■ **Tarea asignada**
Continúa el texto sobre unos orígenes campesinos en un pueblo de La Mancha a partir de su última oración.

━━━ Fragmento proporcionado

De quijotesca y bucólica raigambre: un pueblo de La Mancha, una petición a Don Quijote y al ángel de Cervantes

Por mi sangre no corre sangre de reyes, ni estoy emparentado con ilustres barones o añosos señores feudales. Al menos que yo sepa. Mis inmediatos antepasados trabajaron el campo a conciencia, y vivieron buena parte de su vida a la intemperie. Fueron, en todo caso, vasallos del arado y de las témporas, del ciclo inquebrantable de las estaciones del año y de la liturgia o leyes propias de las tierras de labranza.

Mis orígenes, pues, son virgilianos, a pesar de que mi metrópoli predilecta es la Gran Urbe. He aquí las dos caras de Jano, recordándonos a los hombres que somos seres de apetitos enfrentados, de pretensiones opuestas y de sueños incompatibles. Pero lo cierto es que asciendo del campo, y por mi sangre corre sangre de labradores, agricultores y conductores de ganado.

Tal vez por este exceso de églogas y bucólicas en mis glóbulos rojos y blancos desarrollé desde niño una hipersensibilidad a la vida rústica, la cual sin embargo me inspira y me embruja, a pesar de provocarme una soportable y pasajera alergia. Nací y me crié, por tanto, en una apacible tierra, hermana de Castilla, entre olivos y pinares, chopos e higueras, olmos y zarzales, carrascas y espinos, setas de cardo y níscalos, agradables montes y fértiles labrantíos, huertas de abundante hortaliza y generosos hontanares diseminados por distintos sitios, entre matas de romero y tomillo.


A decir verdad, aquí nunca faltó pan para quien tuviera harina. Ni les tembló el pulso a los autóctonos para degollar verracos en aras de la matanza de invierno. Con la sangre hervida del animal sacrificado hacían morcillas las mozas, añadiendo a aquélla un canasto de cebollas. San Juan, una de tantas fiestas cristianas que antaño organizaban la actividad agraria de todo el año, sigue señalando la plenitud de la manzanilla borde y el esplendor del agro, anunciando la llegada de la siega y el paso al tórrido verano.

━━━━━━
━━━ Fragmentos de datos

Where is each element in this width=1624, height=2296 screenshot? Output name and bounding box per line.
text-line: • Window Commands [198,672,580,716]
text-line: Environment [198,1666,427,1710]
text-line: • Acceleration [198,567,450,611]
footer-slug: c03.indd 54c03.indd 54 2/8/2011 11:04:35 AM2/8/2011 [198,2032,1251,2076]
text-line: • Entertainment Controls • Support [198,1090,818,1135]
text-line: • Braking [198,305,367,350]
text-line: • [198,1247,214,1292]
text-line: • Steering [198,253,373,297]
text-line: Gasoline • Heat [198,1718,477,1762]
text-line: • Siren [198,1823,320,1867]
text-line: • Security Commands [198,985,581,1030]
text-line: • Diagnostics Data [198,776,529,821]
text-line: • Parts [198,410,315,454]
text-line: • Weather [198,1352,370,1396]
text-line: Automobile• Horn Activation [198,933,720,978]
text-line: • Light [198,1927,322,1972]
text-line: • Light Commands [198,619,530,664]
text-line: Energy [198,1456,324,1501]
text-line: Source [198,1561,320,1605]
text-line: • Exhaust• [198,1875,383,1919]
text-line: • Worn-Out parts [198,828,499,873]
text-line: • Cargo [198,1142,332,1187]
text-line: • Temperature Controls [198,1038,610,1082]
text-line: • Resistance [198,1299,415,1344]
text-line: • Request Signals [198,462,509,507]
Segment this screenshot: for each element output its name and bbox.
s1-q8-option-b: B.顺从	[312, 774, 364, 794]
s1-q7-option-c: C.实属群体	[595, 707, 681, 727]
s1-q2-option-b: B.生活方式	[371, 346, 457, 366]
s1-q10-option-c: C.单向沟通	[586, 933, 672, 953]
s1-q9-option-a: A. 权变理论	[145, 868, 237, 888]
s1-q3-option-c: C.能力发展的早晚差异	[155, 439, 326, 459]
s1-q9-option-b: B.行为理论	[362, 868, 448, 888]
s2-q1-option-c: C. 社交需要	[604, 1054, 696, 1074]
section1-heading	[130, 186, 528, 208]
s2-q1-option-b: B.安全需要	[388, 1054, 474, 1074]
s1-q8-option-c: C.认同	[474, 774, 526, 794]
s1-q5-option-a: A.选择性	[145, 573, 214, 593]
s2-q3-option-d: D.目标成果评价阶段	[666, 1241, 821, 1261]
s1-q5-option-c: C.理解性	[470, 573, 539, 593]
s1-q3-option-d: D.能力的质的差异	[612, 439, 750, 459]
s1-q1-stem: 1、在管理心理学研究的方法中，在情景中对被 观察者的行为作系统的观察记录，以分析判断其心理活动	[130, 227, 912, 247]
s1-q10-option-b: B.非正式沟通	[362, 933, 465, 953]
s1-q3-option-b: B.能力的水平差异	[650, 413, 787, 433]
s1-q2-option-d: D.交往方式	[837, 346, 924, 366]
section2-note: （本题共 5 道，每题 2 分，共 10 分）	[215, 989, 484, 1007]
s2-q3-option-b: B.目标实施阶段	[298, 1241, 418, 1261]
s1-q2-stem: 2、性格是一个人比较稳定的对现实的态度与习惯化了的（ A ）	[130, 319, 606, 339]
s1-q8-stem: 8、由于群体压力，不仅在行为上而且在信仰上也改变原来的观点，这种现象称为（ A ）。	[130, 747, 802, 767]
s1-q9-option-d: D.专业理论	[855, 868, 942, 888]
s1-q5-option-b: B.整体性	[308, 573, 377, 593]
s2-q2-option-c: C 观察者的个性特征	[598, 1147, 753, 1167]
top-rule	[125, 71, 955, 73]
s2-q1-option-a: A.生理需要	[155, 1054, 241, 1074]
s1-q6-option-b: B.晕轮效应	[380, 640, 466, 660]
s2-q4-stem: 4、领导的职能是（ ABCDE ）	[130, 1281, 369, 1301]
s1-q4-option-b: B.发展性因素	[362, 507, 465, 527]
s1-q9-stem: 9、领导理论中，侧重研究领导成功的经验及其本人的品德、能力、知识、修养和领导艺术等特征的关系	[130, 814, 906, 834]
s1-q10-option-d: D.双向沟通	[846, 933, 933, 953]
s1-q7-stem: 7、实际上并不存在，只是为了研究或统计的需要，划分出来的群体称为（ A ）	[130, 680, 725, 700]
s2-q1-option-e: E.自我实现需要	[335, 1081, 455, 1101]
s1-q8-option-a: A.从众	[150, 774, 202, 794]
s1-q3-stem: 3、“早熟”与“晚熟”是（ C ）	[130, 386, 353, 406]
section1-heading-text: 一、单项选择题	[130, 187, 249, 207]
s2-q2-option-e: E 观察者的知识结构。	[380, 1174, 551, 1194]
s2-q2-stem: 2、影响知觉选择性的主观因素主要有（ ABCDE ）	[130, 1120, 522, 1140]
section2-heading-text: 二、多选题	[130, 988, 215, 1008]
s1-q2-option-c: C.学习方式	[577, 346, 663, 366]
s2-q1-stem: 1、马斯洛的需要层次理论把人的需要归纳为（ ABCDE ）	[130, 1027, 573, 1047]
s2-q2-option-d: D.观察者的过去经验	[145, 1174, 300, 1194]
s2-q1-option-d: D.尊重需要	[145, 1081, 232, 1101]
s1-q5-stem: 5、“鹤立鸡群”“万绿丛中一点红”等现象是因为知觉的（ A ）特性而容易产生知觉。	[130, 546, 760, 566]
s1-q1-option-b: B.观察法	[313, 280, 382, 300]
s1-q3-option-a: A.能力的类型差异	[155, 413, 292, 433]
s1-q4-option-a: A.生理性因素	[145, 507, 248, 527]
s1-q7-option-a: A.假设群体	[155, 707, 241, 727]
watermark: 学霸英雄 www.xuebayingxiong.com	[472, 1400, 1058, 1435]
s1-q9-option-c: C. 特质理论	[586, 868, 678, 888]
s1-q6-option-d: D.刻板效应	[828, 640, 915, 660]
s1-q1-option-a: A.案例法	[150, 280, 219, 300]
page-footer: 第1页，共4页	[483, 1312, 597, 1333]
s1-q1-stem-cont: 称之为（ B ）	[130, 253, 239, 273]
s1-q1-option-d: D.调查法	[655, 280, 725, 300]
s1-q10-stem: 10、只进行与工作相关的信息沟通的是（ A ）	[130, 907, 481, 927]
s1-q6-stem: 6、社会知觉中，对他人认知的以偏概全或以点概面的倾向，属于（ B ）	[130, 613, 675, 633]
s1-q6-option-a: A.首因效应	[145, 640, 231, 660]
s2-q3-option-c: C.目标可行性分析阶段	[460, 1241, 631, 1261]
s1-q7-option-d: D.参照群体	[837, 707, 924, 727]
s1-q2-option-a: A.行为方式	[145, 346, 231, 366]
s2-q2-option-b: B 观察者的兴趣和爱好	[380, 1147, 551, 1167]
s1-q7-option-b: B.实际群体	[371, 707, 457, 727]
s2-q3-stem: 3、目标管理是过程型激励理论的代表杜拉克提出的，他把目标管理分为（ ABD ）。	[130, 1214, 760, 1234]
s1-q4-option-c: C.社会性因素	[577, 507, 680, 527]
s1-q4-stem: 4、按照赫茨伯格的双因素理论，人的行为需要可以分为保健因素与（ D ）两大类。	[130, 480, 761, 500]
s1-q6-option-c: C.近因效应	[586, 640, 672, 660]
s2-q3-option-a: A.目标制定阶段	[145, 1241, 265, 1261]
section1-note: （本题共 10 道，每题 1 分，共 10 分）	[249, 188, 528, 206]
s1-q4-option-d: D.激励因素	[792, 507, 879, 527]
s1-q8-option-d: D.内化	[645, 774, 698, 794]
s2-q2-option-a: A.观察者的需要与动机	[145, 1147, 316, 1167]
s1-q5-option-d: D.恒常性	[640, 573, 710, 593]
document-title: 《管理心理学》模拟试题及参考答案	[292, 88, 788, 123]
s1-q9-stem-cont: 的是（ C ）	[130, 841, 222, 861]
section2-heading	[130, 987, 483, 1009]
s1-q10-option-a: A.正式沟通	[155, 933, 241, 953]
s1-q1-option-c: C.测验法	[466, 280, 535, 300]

━━━━━━

■ **Resultado**
Las campanas de la iglesia parroquial aún redoblan, pero con menos frecuencia y más débiles que en el pasado. La fe se va extinguiendo, como los más oriundos ancianos. Pero al Señor todavía se le mima menos que a la Virgen del Rosario.

En fin, tierra de recios y ricos potajes ésta, de campos donde abunda el centeno, la cebada, la avena y el trigo. Tierra que va quedando huérfana al marchar los mayores, y más sabios, a nuevas e ignotas orillas. Y parajes, en definitiva, donde germinan el ensueño y la fantasía, y también donde, quizá por ser terreno de secano, surge de cuando en cuando un loco al que se le ha secado el cerebro, de sus muchas lecturas o por lo que ha ido echando su abuela al fondo de las ollas —tal vez por ambas cosas—, para seguir las huellas del último caballero andante. Razón de peso por la cual recorre el campo manchego, con la esperanza de divisar a Don Quijote, al que invoca con lágrimas en los ojos y el corazón encogido. Únicamente desea pedirle que a este pueblo no lo cerquen los malvados ni padezca regidores infames, que no le alcance el progreso engañoso de este mundo falso, y que a ser posible lo envuelva en el olvido, haciéndolo invisible para éste.

De hecho, dicho loco afirma que entre los campos sembrados de azafrán y las tierras dejadas en barbecho aún puede verse a Don Quijote y a Sancho, y aun al ángel de Cervantes. 

Y yo lo creo, porque más de una vez los he visto, felices y desmadejados entre los áureos trigales, sesteando a la sombra de cierta noguera, ensartando bellacos, endriagos, alacranes y culebras (en la cueva de los Niñotes y en el pico de la Buitrera), y sobre todo atravesando caminos polvorientos e inspirando a sus gentes lecciones eternas.